**Your objective**: Take down each entry exactly as written.

--- BEGIN Information shown ---

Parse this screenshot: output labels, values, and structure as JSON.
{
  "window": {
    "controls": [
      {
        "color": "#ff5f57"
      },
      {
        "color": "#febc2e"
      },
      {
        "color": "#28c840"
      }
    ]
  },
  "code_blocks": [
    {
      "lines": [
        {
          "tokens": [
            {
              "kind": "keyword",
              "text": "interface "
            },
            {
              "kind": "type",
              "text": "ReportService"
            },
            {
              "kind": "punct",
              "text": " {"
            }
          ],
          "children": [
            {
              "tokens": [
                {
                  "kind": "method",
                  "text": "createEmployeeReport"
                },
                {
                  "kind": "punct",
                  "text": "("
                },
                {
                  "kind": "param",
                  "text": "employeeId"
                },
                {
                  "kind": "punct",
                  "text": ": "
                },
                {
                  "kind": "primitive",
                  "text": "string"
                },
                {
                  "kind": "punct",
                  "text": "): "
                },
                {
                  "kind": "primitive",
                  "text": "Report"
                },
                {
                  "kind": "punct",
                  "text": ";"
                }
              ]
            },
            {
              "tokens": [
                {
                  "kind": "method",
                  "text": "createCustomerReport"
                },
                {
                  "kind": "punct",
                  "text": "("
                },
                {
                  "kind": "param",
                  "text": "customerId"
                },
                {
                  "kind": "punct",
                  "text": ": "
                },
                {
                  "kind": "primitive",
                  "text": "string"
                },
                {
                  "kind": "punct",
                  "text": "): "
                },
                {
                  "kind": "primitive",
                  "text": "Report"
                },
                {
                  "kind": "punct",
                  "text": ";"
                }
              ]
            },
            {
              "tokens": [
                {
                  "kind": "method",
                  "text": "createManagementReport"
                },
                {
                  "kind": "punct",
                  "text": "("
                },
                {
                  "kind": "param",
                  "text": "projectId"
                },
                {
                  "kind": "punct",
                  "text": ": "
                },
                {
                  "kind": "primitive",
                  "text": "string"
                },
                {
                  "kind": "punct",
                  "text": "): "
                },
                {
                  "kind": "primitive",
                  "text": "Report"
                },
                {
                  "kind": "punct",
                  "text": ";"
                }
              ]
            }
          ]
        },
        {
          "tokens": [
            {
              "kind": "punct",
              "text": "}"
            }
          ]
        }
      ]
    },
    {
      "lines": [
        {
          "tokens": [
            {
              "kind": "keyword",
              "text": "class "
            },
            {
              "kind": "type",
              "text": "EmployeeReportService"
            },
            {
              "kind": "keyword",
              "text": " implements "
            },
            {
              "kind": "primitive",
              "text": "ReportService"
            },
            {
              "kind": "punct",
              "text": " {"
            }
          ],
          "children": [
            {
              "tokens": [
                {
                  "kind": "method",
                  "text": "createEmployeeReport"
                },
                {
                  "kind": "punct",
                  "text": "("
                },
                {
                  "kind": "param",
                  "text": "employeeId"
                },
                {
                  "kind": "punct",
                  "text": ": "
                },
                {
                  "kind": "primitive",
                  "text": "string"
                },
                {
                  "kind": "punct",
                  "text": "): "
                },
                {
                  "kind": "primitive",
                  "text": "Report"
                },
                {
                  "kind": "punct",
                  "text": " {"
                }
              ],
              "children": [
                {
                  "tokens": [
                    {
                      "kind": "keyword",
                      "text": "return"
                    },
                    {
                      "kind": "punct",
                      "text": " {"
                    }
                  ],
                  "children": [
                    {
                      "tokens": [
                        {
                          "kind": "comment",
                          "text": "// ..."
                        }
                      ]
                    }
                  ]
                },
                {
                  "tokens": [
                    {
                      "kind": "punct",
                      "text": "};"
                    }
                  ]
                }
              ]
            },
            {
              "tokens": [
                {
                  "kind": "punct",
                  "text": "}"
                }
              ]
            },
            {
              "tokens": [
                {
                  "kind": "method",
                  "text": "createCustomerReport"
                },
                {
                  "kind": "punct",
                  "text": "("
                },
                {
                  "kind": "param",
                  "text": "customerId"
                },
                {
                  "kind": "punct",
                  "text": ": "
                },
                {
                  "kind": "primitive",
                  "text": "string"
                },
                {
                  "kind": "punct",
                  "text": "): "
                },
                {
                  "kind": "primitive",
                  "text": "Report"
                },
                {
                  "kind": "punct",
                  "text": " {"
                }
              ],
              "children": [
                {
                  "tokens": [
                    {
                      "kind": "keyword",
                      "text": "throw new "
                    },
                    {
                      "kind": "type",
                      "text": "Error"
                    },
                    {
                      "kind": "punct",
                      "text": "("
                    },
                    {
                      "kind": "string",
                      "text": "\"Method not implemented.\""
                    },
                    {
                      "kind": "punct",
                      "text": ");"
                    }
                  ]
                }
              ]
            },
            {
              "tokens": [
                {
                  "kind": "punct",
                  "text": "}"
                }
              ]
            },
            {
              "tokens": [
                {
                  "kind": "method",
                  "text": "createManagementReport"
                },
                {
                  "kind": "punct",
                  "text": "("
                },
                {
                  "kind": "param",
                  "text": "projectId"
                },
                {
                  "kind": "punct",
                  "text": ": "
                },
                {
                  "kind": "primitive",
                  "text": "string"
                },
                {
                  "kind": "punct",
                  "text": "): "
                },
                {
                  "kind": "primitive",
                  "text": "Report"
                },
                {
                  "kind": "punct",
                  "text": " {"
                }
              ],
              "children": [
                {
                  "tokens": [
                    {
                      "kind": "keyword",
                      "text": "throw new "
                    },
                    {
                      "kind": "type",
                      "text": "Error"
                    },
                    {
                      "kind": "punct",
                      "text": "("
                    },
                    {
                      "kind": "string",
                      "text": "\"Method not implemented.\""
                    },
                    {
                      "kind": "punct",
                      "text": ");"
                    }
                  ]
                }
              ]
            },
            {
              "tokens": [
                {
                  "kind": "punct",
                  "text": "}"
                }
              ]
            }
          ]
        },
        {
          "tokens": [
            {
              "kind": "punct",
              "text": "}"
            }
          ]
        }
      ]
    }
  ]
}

--- END Information shown ---

**Answer to the problem**:
Parse this screenshot: output labels, values, and structure as JSON.
{
  "window": {
    "controls": [
      {
        "color": "#ff5f57"
      },
      {
        "color": "#febc2e"
      },
      {
        "color": "#28c840"
      }
    ]
  },
  "code_blocks": [
    {
      "lines": [
        {
          "tokens": [
            {
              "kind": "keyword",
              "text": "interface "
            },
            {
              "kind": "type",
              "text": "ReportService"
            },
            {
              "kind": "punct",
              "text": " {"
            }
          ],
          "children": [
            {
              "tokens": [
                {
                  "kind": "method",
                  "text": "createEmployeeReport"
                },
                {
                  "kind": "punct",
                  "text": "("
                },
                {
                  "kind": "param",
                  "text": "employeeId"
                },
                {
                  "kind": "punct",
                  "text": ": "
                },
                {
                  "kind": "primitive",
                  "text": "string"
                },
                {
                  "kind": "punct",
                  "text": "): "
                },
                {
                  "kind": "primitive",
                  "text": "Report"
                },
                {
                  "kind": "punct",
                  "text": ";"
                }
              ]
            },
            {
              "tokens": [
                {
                  "kind": "method",
                  "text": "createCustomerReport"
                },
                {
                  "kind": "punct",
                  "text": "("
                },
                {
                  "kind": "param",
                  "text": "customerId"
                },
                {
                  "kind": "punct",
                  "text": ": "
                },
                {
                  "kind": "primitive",
                  "text": "string"
                },
                {
                  "kind": "punct",
                  "text": "): "
                },
                {
                  "kind": "primitive",
                  "text": "Report"
                },
                {
                  "kind": "punct",
                  "text": ";"
                }
              ]
            },
            {
              "tokens": [
                {
                  "kind": "method",
                  "text": "createManagementReport"
                },
                {
                  "kind": "punct",
                  "text": "("
                },
                {
                  "kind": "param",
                  "text": "projectId"
                },
                {
                  "kind": "punct",
                  "text": ": "
                },
                {
                  "kind": "primitive",
                  "text": "string"
                },
                {
                  "kind": "punct",
                  "text": "): "
                },
                {
                  "kind": "primitive",
                  "text": "Report"
                },
                {
                  "kind": "punct",
                  "text": ";"
                }
              ]
            }
          ]
        },
        {
          "tokens": [
            {
              "kind": "punct",
              "text": "}"
            }
          ]
        }
      ]
    },
    {
      "lines": [
        {
          "tokens": [
            {
              "kind": "keyword",
              "text": "class "
            },
            {
              "kind": "type",
              "text": "EmployeeReportService"
            },
            {
              "kind": "keyword",
              "text": " implements "
            },
            {
              "kind": "primitive",
              "text": "ReportService"
            },
            {
              "kind": "punct",
              "text": " {"
            }
          ],
          "children": [
            {
              "tokens": [
                {
                  "kind": "method",
                  "text": "createEmployeeReport"
                },
                {
                  "kind": "punct",
                  "text": "("
                },
                {
                  "kind": "param",
                  "text": "employeeId"
                },
                {
                  "kind": "punct",
                  "text": ": "
                },
                {
                  "kind": "primitive",
                  "text": "string"
                },
                {
                  "kind": "punct",
                  "text": "): "
                },
                {
                  "kind": "primitive",
                  "text": "Report"
                },
                {
                  "kind": "punct",
                  "text": " {"
                }
              ],
              "children": [
                {
                  "tokens": [
                    {
                      "kind": "keyword",
                      "text": "return"
                    },
                    {
                      "kind": "punct",
                      "text": " {"
                    }
                  ],
                  "children": [
                    {
                      "tokens": [
                        {
                          "kind": "comment",
                          "text": "// ..."
                        }
                      ]
                    }
                  ]
                },
                {
                  "tokens": [
                    {
                      "kind": "punct",
                      "text": "};"
                    }
                  ]
                }
              ]
            },
            {
              "tokens": [
                {
                  "kind": "punct",
                  "text": "}"
                }
              ]
            },
            {
              "tokens": [
                {
                  "kind": "method",
                  "text": "createCustomerReport"
                },
                {
                  "kind": "punct",
                  "text": "("
                },
                {
                  "kind": "param",
                  "text": "customerId"
                },
                {
                  "kind": "punct",
                  "text": ": "
                },
                {
                  "kind": "primitive",
                  "text": "string"
                },
                {
                  "kind": "punct",
                  "text": "): "
                },
                {
                  "kind": "primitive",
                  "text": "Report"
                },
                {
                  "kind": "punct",
                  "text": " {"
                }
              ],
              "children": [
                {
                  "tokens": [
                    {
                      "kind": "keyword",
                      "text": "throw new "
                    },
                    {
                      "kind": "type",
                      "text": "Error"
                    },
                    {
                      "kind": "punct",
                      "text": "("
                    },
                    {
                      "kind": "string",
                      "text": "\"Method not implemented.\""
                    },
                    {
                      "kind": "punct",
                      "text": ");"
                    }
                  ]
                }
              ]
            },
            {
              "tokens": [
                {
                  "kind": "punct",
                  "text": "}"
                }
              ]
            },
            {
              "tokens": [
                {
                  "kind": "method",
                  "text": "createManagementReport"
                },
                {
                  "kind": "punct",
                  "text": "("
                },
                {
                  "kind": "param",
                  "text": "projectId"
                },
                {
                  "kind": "punct",
                  "text": ": "
                },
                {
                  "kind": "primitive",
                  "text": "string"
                },
                {
                  "kind": "punct",
                  "text": "): "
                },
                {
                  "kind": "primitive",
                  "text": "Report"
                },
                {
                  "kind": "punct",
                  "text": " {"
                }
              ],
              "children": [
                {
                  "tokens": [
                    {
                      "kind": "keyword",
                      "text": "throw new "
                    },
                    {
                      "kind": "type",
                      "text": "Error"
                    },
                    {
                      "kind": "punct",
                      "text": "("
                    },
                    {
                      "kind": "string",
                      "text": "\"Method not implemented.\""
                    },
                    {
                      "kind": "punct",
                      "text": ");"
                    }
                  ]
                }
              ]
            },
            {
              "tokens": [
                {
                  "kind": "punct",
                  "text": "}"
                }
              ]
            }
          ]
        },
        {
          "tokens": [
            {
              "kind": "punct",
              "text": "}"
            }
          ]
        }
      ]
    }
  ]
}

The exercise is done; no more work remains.